Dataset entries:
···
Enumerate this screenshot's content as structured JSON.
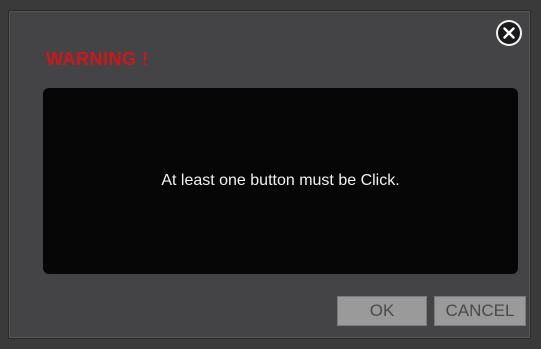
{
  "dialog": {
    "title": "WARNING !",
    "message": "At least one button must be Click.",
    "ok_label": "OK",
    "cancel_label": "CANCEL",
    "close_icon": "close-icon"
  },
  "colors": {
    "title": "#d0161b",
    "dialog_background": "#444446",
    "message_panel": "#060606",
    "button_background": "#9a9a9a"
  }
}
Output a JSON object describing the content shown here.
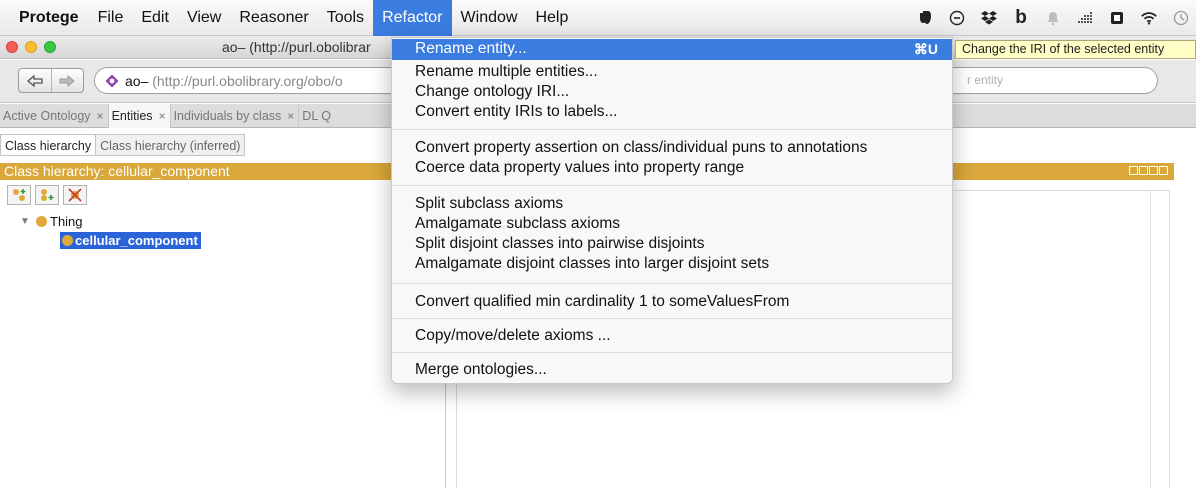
{
  "menubar": {
    "app": "Protege",
    "items": [
      "File",
      "Edit",
      "View",
      "Reasoner",
      "Tools",
      "Refactor",
      "Window",
      "Help"
    ],
    "active": "Refactor",
    "status_icons": [
      "evernote-icon",
      "minus-circle-icon",
      "dropbox-icon",
      "b-icon",
      "bell-icon",
      "grid-dots-icon",
      "lock-icon",
      "wifi-icon",
      "clock-icon"
    ]
  },
  "window": {
    "title": "ao– (http://purl.obolibrar"
  },
  "toolbar": {
    "back_icon": "back-arrow-icon",
    "forward_icon": "forward-arrow-icon",
    "address_name": "ao–",
    "address_url": "(http://purl.obolibrary.org/obo/o",
    "search_placeholder": "r entity"
  },
  "tabs": [
    {
      "label": "Active Ontology",
      "close": "×"
    },
    {
      "label": "Entities",
      "close": "×"
    },
    {
      "label": "Individuals by class",
      "close": "×"
    },
    {
      "label": "DL Q"
    }
  ],
  "left_panel": {
    "subtabs": [
      "Class hierarchy",
      "Class hierarchy (inferred)"
    ],
    "header": "Class hierarchy: cellular_component",
    "tools": [
      "add-subclass-icon",
      "add-sibling-icon",
      "delete-class-icon"
    ],
    "tree": {
      "root": "Thing",
      "child": "cellular_component"
    }
  },
  "refactor_menu": {
    "items": [
      {
        "label": "Rename entity...",
        "shortcut": "⌘U"
      },
      {
        "label": "Rename multiple entities..."
      },
      {
        "label": "Change ontology IRI..."
      },
      {
        "label": "Convert entity IRIs to labels..."
      },
      {
        "label": "Convert property assertion on class/individual puns to annotations"
      },
      {
        "label": "Coerce data property values into property range"
      },
      {
        "label": "Split subclass axioms"
      },
      {
        "label": "Amalgamate subclass axioms"
      },
      {
        "label": "Split disjoint classes into pairwise disjoints"
      },
      {
        "label": "Amalgamate disjoint classes into larger disjoint sets"
      },
      {
        "label": "Convert qualified min cardinality 1 to someValuesFrom"
      },
      {
        "label": "Copy/move/delete axioms ..."
      },
      {
        "label": "Merge ontologies..."
      }
    ]
  },
  "tooltip": "Change the IRI of the selected entity",
  "colors": {
    "menu_highlight": "#3b7ce0",
    "panel_header": "#d9a73a",
    "selection": "#2b63d9",
    "class_dot": "#e0a93c",
    "tooltip_bg": "#ffffc6"
  }
}
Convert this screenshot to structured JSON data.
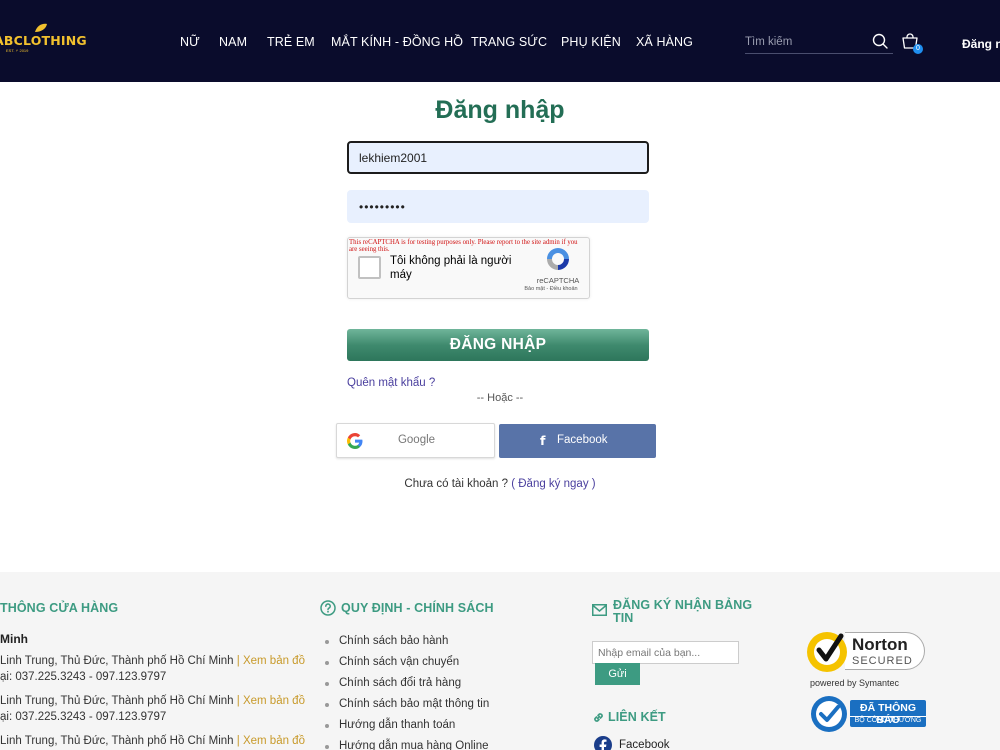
{
  "header": {
    "logo_text": "ABCLOTHING",
    "logo_sub": "EST. ⚡ 2019",
    "nav": [
      "NỮ",
      "NAM",
      "TRẺ EM",
      "MẮT KÍNH - ĐỒNG HỒ",
      "TRANG SỨC",
      "PHỤ KIỆN",
      "XÃ HÀNG"
    ],
    "search_placeholder": "Tìm kiếm",
    "cart_count": "0",
    "login_label": "Đăng n"
  },
  "login": {
    "title": "Đăng nhập",
    "username": "lekhiem2001",
    "password": "lekhiem20",
    "captcha_warning": "This reCAPTCHA is for testing purposes only. Please report to the site admin if you are seeing this.",
    "captcha_label": "Tôi không phải là người máy",
    "captcha_brand": "reCAPTCHA",
    "captcha_links": "Bảo mật - Điều khoản",
    "submit_label": "ĐĂNG NHẬP",
    "forgot_label": "Quên mật khẩu ?",
    "or_label": "-- Hoặc --",
    "google_label": "Google",
    "facebook_label": "Facebook",
    "no_account_label": "Chưa có tài khoản ?",
    "register_label": "( Đăng ký ngay )"
  },
  "footer": {
    "store_title": "THÔNG CỬA HÀNG",
    "store_city": "Minh",
    "store_rows": [
      {
        "address": "Linh Trung, Thủ Đức, Thành phố Hồ Chí Minh",
        "map": "| Xem bản đồ",
        "phone": "ại: 037.225.3243 - 097.123.9797"
      },
      {
        "address": "Linh Trung, Thủ Đức, Thành phố Hồ Chí Minh",
        "map": "| Xem bản đồ",
        "phone": "ại: 037.225.3243 - 097.123.9797"
      },
      {
        "address": "Linh Trung, Thủ Đức, Thành phố Hồ Chí Minh",
        "map": "| Xem bản đồ"
      }
    ],
    "policy_title": "QUY ĐỊNH - CHÍNH SÁCH",
    "policies": [
      "Chính sách bảo hành",
      "Chính sách vận chuyển",
      "Chính sách đổi trả hàng",
      "Chính sách bảo mật thông tin",
      "Hướng dẫn thanh toán",
      "Hướng dẫn mua hàng Online"
    ],
    "newsletter_title": "ĐĂNG KÝ NHẬN BẢNG TIN",
    "email_placeholder": "Nhập email của bạn...",
    "send_label": "Gửi",
    "links_title": "LIÊN KẾT",
    "facebook_link": "Facebook",
    "norton": {
      "name": "Norton",
      "secured": "SECURED",
      "powered": "powered by Symantec"
    },
    "bct": {
      "main": "ĐÃ THÔNG BÁO",
      "sub": "BỘ CÔNG THƯƠNG"
    }
  },
  "colors": {
    "header_bg": "#0a0c2c",
    "accent_green": "#236e55",
    "footer_accent": "#3d9b82",
    "facebook": "#5873a8",
    "logo_yellow": "#f2c12e"
  }
}
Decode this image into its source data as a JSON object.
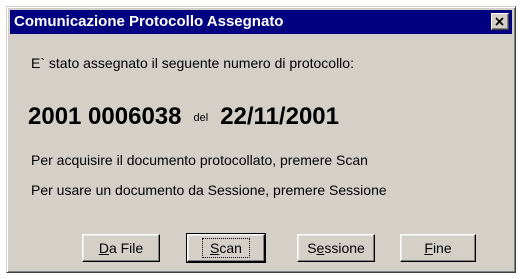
···
→ **Given problem**:
Gather each line that holds "Split".

→ **Response to this exercise**:
        "label": "Split subclass axioms"
        "label": "Split disjoint classes into pairwise disjoints"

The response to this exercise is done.